Instructions to follow
From the entries below, count every line that contains the word "приборов". Please give the number and nothing else.

** START OF Given information **

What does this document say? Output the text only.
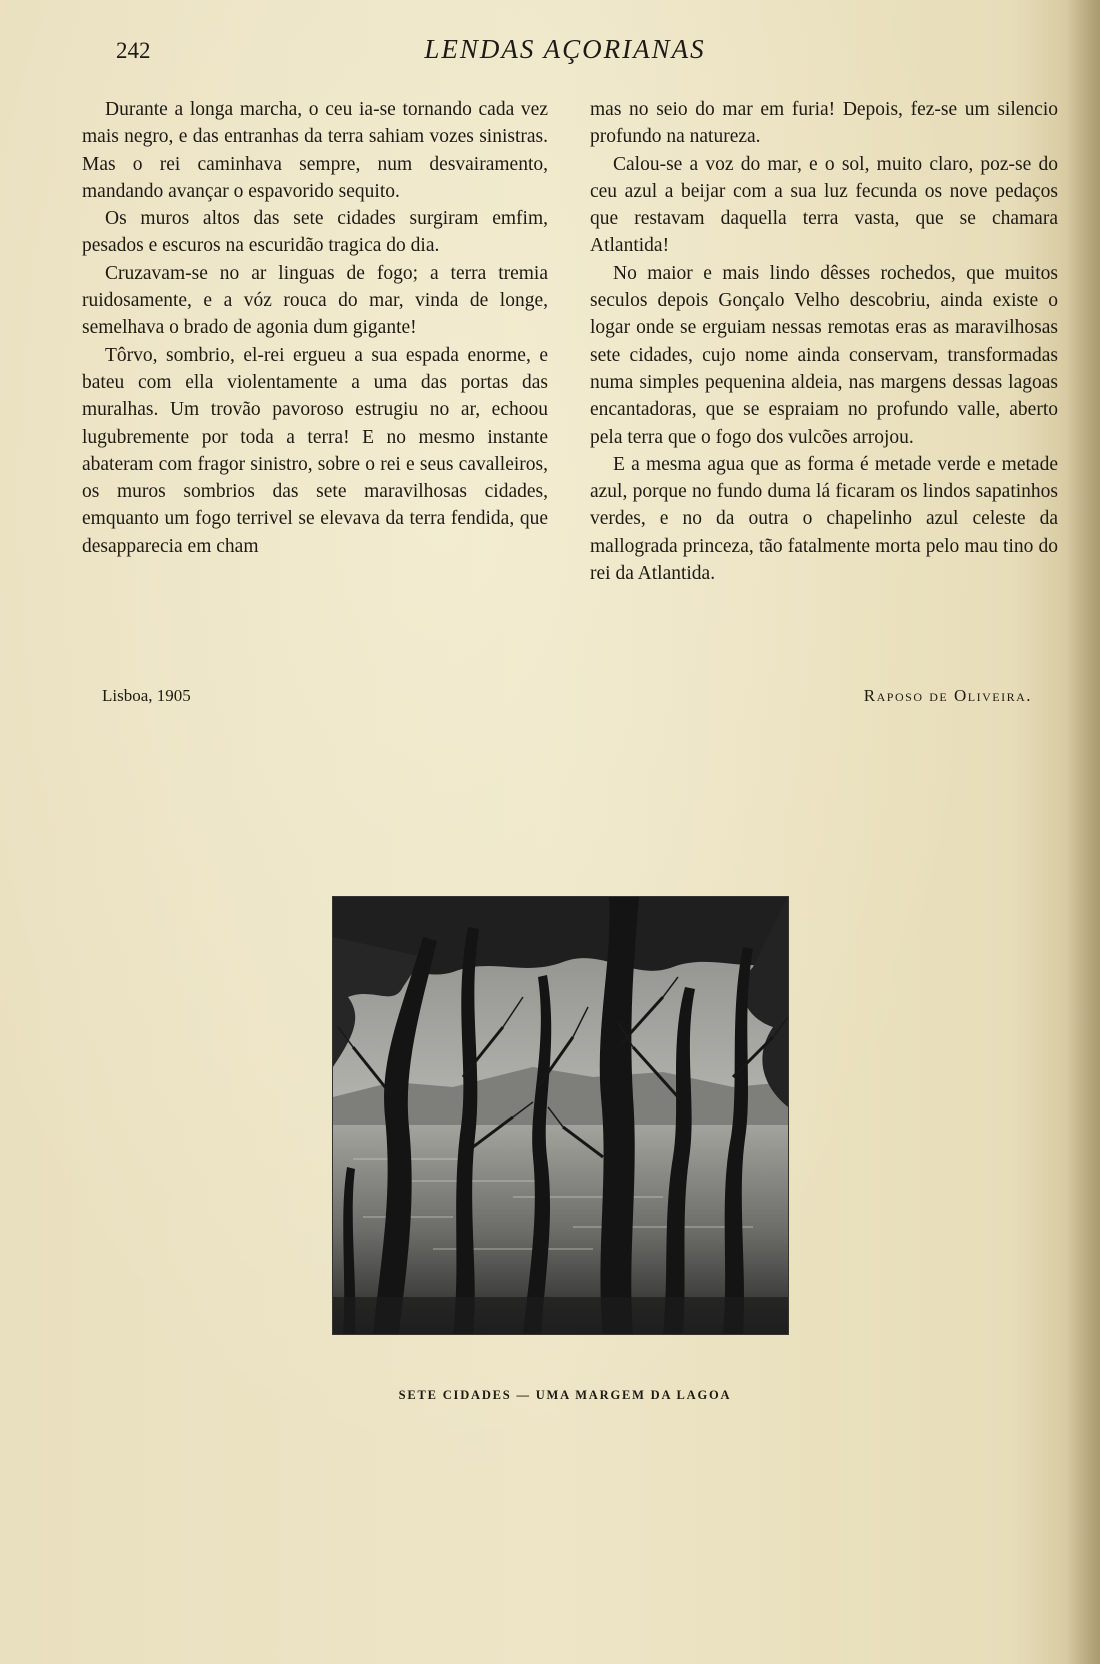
242	LENDAS AÇORIANAS

Durante a longa marcha, o ceu ia-se tornando cada vez mais negro, e das entranhas da terra sahiam vozes sinistras. Mas o rei caminhava sempre, num desvairamento, mandando avançar o espavorido sequito.

Os muros altos das sete cidades surgiram emfim, pesados e escuros na escuridão tragica do dia.

Cruzavam-se no ar linguas de fogo; a terra tremia ruidosamente, e a vóz rouca do mar, vinda de longe, semelhava o brado de agonia dum gigante!

Tôrvo, sombrio, el-rei ergueu a sua espada enorme, e bateu com ella violentamente a uma das portas das muralhas. Um trovão pavoroso estrugiu no ar, echoou lugubremente por toda a terra! E no mesmo instante abateram com fragor sinistro, sobre o rei e seus cavalleiros, os muros sombrios das sete maravilhosas cidades, emquanto um fogo terrivel se elevava da terra fendida, que desapparecia em cham

mas no seio do mar em furia! Depois, fez-se um silencio profundo na natureza.

Calou-se a voz do mar, e o sol, muito claro, poz-se do ceu azul a beijar com a sua luz fecunda os nove pedaços que restavam daquella terra vasta, que se chamara Atlantida!

No maior e mais lindo dêsses rochedos, que muitos seculos depois Gonçalo Velho descobriu, ainda existe o logar onde se erguiam nessas remotas eras as maravilhosas sete cidades, cujo nome ainda conservam, transformadas numa simples pequenina aldeia, nas margens dessas lagoas encantadoras, que se espraiam no profundo valle, aberto pela terra que o fogo dos vulcões arrojou.

E a mesma agua que as forma é metade verde e metade azul, porque no fundo duma lá ficaram os lindos sapatinhos verdes, e no da outra o chapelinho azul celeste da mallograda princeza, tão fatalmente morta pelo mau tino do rei da Atlantida.

Lisboa, 1905	Raposo de Oliveira.
SETE CIDADES — UMA MARGEM DA LAGOA
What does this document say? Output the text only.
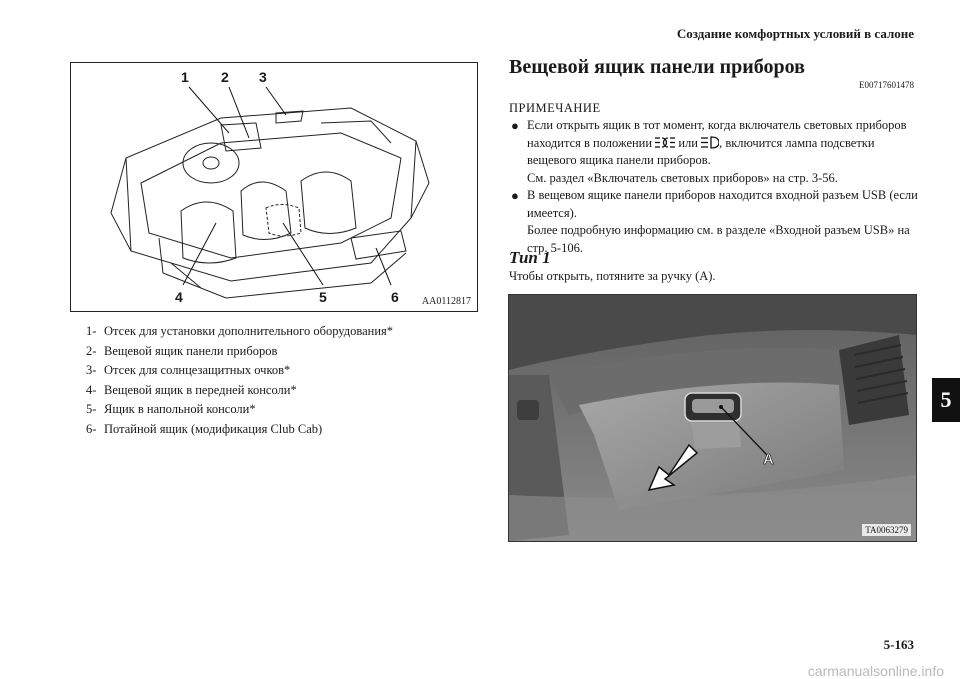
Создание комфортных условий в салоне
5
1 2 3
4	5	6 AA0112817
1- Отсек для установки дополнительного оборудования*
2- Вещевой ящик панели приборов
3- Отсек для солнцезащитных очков*
4- Вещевой ящик в передней консоли*
5- Ящик в напольной консоли*
6- Потайной ящик (модификация Club Cab)
Вещевой ящик панели приборов
E00717601478
ПРИМЕЧАНИЕ
● Если открыть ящик в тот момент, когда включатель световых приборов находится в положении или , включится лампа подсветки вещевого ящика панели приборов.
См. раздел «Включатель световых приборов» на стр. 3-56.
● В вещевом ящике панели приборов находится входной разъем USB (если имеется).
Более подробную информацию см. в разделе «Входной разъем USB» на стр. 5-106.
Тип 1
Чтобы открыть, потяните за ручку (А).
A
TA0063279
5-163
carmanualsonline.info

** END OF Given information **

Task solution
5